Short task: Return the lines below that carry the word "chemical".
--- Start ---
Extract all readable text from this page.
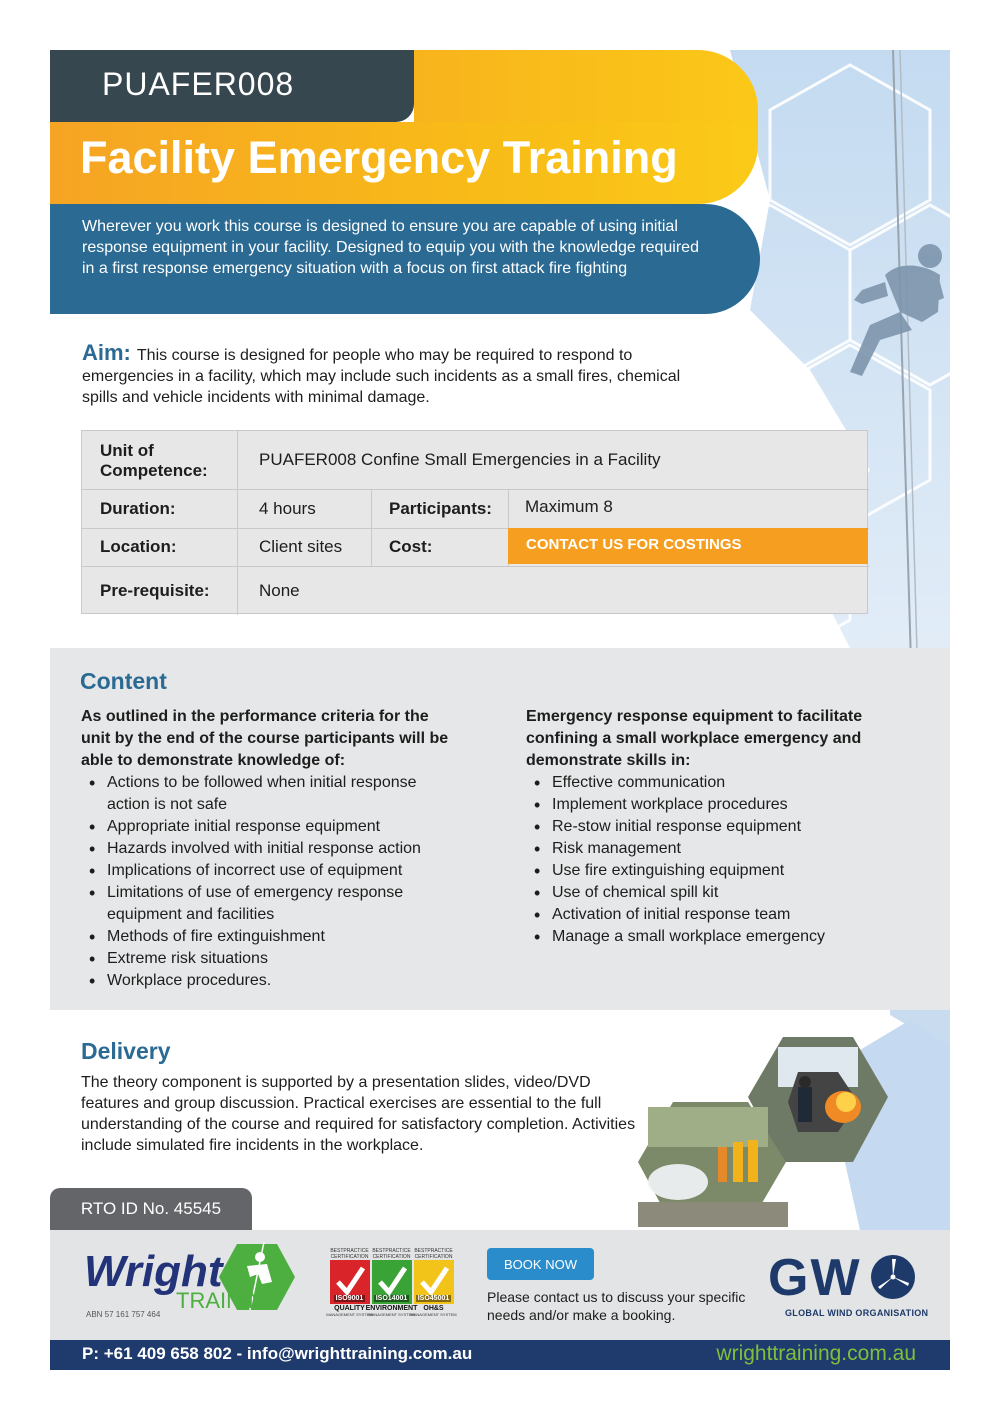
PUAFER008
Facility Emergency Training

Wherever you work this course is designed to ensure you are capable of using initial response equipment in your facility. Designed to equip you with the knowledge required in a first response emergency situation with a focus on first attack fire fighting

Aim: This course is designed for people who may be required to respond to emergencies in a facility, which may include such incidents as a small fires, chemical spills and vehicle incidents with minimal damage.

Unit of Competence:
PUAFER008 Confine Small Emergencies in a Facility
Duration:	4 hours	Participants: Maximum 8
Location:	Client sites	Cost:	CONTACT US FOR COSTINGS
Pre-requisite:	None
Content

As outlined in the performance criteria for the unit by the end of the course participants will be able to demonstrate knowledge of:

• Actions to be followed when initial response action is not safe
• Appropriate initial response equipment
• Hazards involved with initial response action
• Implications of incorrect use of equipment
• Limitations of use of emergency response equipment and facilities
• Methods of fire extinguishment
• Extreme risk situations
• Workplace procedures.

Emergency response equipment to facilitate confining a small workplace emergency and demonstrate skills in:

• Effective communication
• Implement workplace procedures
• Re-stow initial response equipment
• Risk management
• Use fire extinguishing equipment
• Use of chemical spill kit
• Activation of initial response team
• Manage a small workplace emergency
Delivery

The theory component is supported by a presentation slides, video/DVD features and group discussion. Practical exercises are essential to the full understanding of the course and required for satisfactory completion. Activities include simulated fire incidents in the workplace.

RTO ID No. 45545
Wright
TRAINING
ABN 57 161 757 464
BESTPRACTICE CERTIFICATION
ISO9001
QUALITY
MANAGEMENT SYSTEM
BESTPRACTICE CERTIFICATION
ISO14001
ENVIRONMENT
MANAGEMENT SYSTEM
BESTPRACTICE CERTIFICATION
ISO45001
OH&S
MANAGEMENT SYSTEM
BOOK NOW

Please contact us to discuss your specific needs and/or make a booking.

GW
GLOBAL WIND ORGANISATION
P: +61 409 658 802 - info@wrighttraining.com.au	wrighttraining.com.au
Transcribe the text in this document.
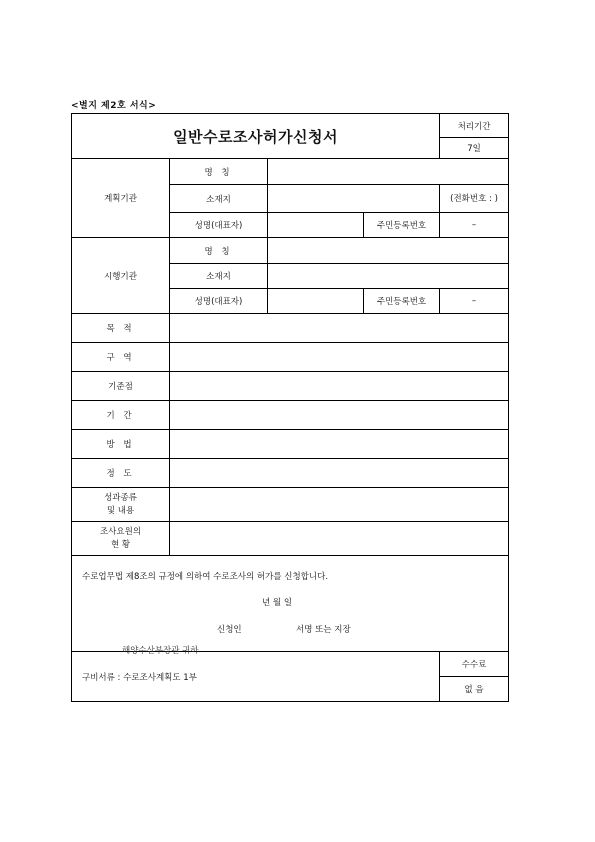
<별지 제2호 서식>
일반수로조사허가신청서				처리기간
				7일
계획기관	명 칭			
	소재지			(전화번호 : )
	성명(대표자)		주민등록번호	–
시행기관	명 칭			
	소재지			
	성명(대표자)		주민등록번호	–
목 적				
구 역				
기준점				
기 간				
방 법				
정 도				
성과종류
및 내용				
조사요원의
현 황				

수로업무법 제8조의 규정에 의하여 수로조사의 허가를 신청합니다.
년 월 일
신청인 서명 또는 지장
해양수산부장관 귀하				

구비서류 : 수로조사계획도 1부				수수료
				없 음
--- End ---
Exercise solution:
Aim: This course is designed for people who may be required to respond to emergencies in a facility, which may include such incidents as a small fires, chemical spills and vehicle incidents with minimal damage.
• Use of chemical spill kit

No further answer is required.